[Opening SUPPLIED TEXT section]

Amazon Reveals GRU Campaign Hitting Energy and Cloud

Amazon Reveals GRU Campaign Hitting Energy and Cloud
December 16, 2025 at 12:00 AM

Amazon’s threat intelligence unit has uncovered a years-long Russian GRU (APT44) campaign targeting Western critical infrastructure, with a sustained focus on energy providers and cloud-hosted network infrastructure from 2021 to 2025. The activity, linked to APT44 (also tracked as Sandworm, FROZENBARENTS, Seashell Blizzard, and Voodoo Bear), increasingly favored misconfigured network edge devices over zero-day exploitation to harvest credentials and move laterally with less risk and cost.

Who and what was targeted: energy sector operators, critical infrastructure providers across North America and Europe, and organizations running cloud-hosted network appliances. Systems in scope included enterprise routers and routing infrastructure, VPN concentrators and remote access gateways, network management appliances, collaboration and wiki platforms, and cloud-based project management tools.

[Closing SUPPLIED TEXT section]

**EXERCISES**
[a] In the Amazon GRU campaign text, what years did the campaign's sustained focus on energy providers and cloud-hosted network infrastructure span?
[b] List every other name the Amazon GRU campaign text gives for APT44.
[c] Reproduce the stretch of the Amazon GRU campaign text from "Amazon’s threat intelligence" through "project management tools.".

[Opening INFORMATION GIVEN section]

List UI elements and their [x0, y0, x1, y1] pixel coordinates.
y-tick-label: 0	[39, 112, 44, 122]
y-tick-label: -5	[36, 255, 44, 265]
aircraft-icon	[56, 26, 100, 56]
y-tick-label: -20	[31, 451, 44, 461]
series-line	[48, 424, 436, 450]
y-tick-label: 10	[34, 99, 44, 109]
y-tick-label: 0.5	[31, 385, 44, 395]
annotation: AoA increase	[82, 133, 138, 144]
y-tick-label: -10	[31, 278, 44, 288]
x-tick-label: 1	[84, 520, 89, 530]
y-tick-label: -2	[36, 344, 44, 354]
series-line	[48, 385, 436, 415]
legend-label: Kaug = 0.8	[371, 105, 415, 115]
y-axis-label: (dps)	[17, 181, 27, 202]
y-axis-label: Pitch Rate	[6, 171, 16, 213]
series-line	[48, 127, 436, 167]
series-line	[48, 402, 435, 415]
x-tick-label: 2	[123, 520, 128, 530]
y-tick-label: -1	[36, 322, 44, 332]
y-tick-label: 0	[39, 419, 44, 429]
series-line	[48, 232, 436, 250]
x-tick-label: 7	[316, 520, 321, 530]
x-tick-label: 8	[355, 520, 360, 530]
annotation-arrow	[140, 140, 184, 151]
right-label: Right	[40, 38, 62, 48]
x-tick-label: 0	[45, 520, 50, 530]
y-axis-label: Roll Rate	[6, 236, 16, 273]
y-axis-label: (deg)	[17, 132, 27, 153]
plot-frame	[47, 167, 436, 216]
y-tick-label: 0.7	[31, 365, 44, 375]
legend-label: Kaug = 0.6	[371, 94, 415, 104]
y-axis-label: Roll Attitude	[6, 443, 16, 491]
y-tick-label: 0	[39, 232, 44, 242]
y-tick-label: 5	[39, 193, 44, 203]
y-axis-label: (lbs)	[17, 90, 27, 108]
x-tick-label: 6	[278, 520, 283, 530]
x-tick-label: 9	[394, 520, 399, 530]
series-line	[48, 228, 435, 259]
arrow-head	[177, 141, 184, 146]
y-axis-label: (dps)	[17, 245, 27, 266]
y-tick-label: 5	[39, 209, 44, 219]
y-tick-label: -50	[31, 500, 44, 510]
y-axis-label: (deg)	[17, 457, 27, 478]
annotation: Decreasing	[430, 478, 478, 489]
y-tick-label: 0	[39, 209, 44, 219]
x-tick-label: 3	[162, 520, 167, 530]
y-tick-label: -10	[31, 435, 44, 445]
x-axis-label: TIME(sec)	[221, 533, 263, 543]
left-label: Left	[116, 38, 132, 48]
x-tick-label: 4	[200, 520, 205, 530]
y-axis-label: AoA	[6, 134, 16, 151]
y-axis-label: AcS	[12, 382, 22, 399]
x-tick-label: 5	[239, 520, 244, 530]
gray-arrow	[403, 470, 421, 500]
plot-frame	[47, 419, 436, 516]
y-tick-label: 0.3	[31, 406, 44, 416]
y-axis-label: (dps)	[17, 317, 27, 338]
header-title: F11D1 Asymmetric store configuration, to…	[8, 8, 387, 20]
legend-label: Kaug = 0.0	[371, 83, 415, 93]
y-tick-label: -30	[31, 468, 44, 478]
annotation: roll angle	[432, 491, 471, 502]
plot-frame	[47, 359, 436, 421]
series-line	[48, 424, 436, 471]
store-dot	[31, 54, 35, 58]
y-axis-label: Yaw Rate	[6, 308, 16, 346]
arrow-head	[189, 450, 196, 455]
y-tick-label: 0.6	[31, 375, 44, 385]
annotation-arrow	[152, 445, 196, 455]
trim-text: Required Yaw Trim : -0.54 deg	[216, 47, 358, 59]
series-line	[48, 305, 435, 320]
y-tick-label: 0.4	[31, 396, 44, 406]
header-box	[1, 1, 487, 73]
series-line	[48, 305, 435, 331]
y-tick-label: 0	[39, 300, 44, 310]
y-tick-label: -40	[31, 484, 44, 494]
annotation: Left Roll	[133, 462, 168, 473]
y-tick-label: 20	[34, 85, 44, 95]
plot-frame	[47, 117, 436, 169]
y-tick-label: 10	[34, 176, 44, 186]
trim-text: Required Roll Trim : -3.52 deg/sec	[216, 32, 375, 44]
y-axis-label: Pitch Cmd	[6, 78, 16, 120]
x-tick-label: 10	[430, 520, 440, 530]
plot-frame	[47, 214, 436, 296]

[Closing INFORMATION GIVEN section]

**RESPONSES BY TASK**
[a] From 2021 to 2025.

[b] Sandworm, FROZENBARENTS, Seashell Blizzard, Voodoo Bear

[c]
Amazon’s threat intelligence unit has uncovered a years-long Russian GRU (APT44) campaign targeting Western critical infrastructure, with a sustained focus on energy providers and cloud-hosted network infrastructure from 2021 to 2025. The activity, linked to APT44 (also tracked as Sandworm, FROZENBARENTS, Seashell Blizzard, and Voodoo Bear), increasingly favored misconfigured network edge devices over zero-day exploitation to harvest credentials and move laterally with less risk and cost.

Who and what was targeted: energy sector operators, critical infrastructure providers across North America and Europe, and organizations running cloud-hosted network appliances. Systems in scope included enterprise routers and routing infrastructure, VPN concentrators and remote access gateways, network management appliances, collaboration and wiki platforms, and cloud-based project management tools.